[BEGIN Provided data]

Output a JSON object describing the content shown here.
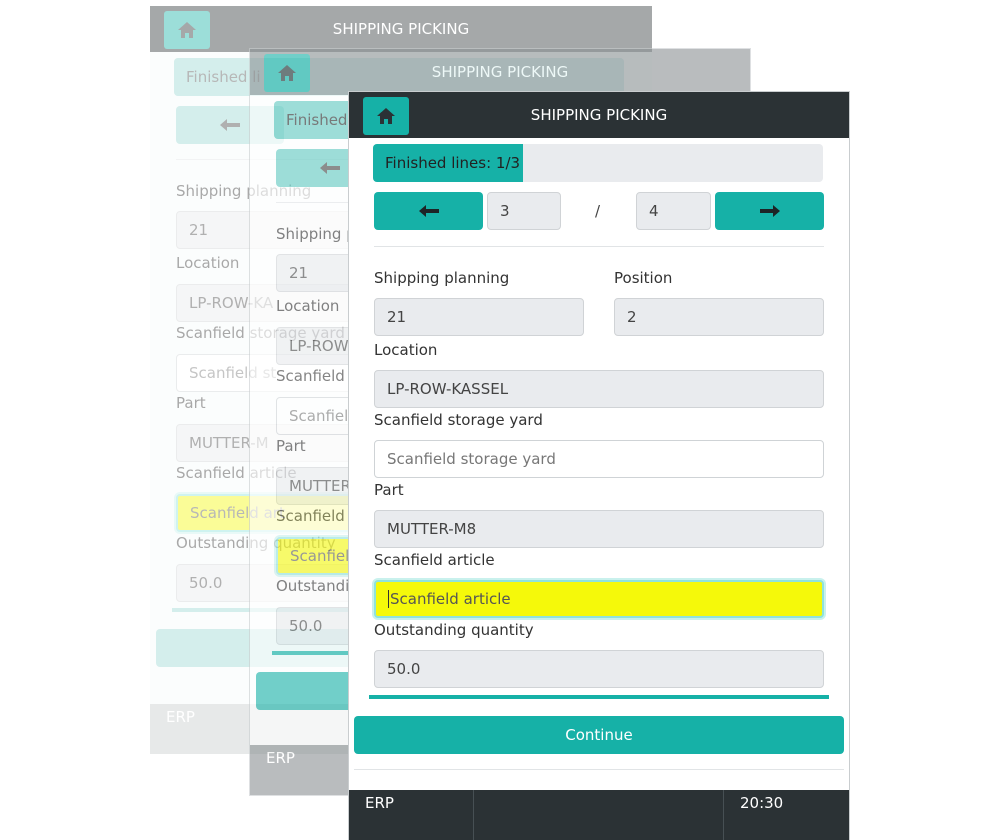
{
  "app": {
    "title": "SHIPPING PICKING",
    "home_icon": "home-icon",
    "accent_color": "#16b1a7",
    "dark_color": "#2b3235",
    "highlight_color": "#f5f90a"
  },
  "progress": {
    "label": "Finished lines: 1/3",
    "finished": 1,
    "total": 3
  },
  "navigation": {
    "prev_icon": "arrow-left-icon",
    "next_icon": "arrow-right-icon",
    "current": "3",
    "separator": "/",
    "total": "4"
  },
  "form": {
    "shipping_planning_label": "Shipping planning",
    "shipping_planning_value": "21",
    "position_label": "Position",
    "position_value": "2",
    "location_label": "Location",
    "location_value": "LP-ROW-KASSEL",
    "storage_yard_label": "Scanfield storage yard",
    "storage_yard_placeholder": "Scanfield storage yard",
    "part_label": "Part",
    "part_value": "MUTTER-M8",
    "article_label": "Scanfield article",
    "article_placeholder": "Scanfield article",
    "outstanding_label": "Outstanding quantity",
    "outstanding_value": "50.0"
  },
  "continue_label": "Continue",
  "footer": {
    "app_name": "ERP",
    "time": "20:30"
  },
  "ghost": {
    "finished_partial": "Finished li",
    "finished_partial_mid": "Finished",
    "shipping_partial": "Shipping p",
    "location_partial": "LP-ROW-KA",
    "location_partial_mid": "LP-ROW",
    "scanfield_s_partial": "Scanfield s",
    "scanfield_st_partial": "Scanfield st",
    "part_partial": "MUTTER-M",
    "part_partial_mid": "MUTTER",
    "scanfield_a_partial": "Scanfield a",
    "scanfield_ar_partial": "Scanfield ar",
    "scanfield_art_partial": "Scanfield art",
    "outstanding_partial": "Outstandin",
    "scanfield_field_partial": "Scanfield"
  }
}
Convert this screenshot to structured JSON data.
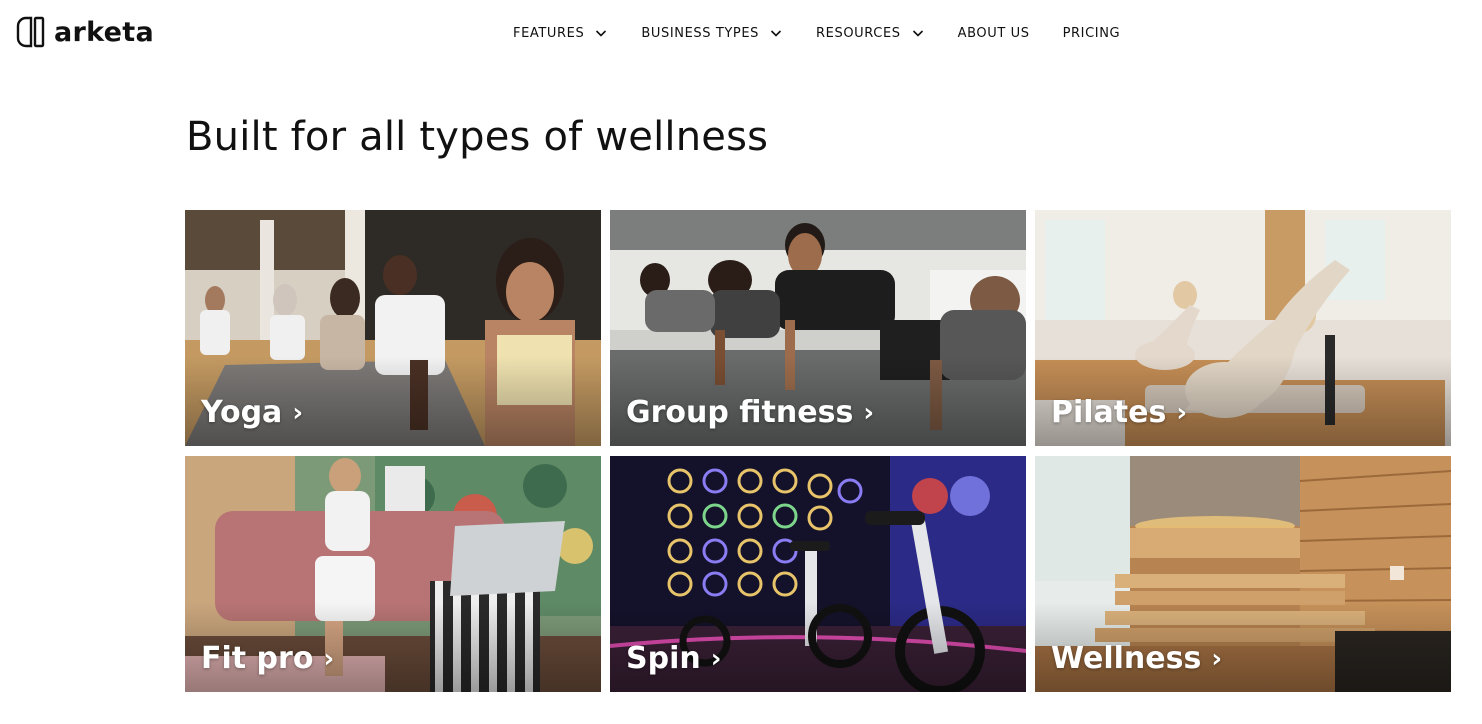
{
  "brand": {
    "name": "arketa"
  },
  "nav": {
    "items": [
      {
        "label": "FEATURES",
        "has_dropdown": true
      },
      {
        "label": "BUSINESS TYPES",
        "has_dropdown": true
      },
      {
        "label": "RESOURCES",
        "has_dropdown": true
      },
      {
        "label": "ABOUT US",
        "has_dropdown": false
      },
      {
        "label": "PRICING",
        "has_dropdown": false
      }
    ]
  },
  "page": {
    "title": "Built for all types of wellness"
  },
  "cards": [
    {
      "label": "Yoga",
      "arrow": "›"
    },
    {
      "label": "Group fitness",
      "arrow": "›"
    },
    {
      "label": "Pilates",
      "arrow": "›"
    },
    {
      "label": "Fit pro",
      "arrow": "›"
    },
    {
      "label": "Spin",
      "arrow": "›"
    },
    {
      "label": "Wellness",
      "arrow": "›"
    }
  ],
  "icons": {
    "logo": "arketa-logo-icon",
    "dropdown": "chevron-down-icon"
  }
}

[END Provided data]

=== Brief ===
Filter the listing for the word "title" and copy every line that holds it.

=== Final result ===
    "title": "SHIPPING PICKING",
    "title": "Built for all types of wellness"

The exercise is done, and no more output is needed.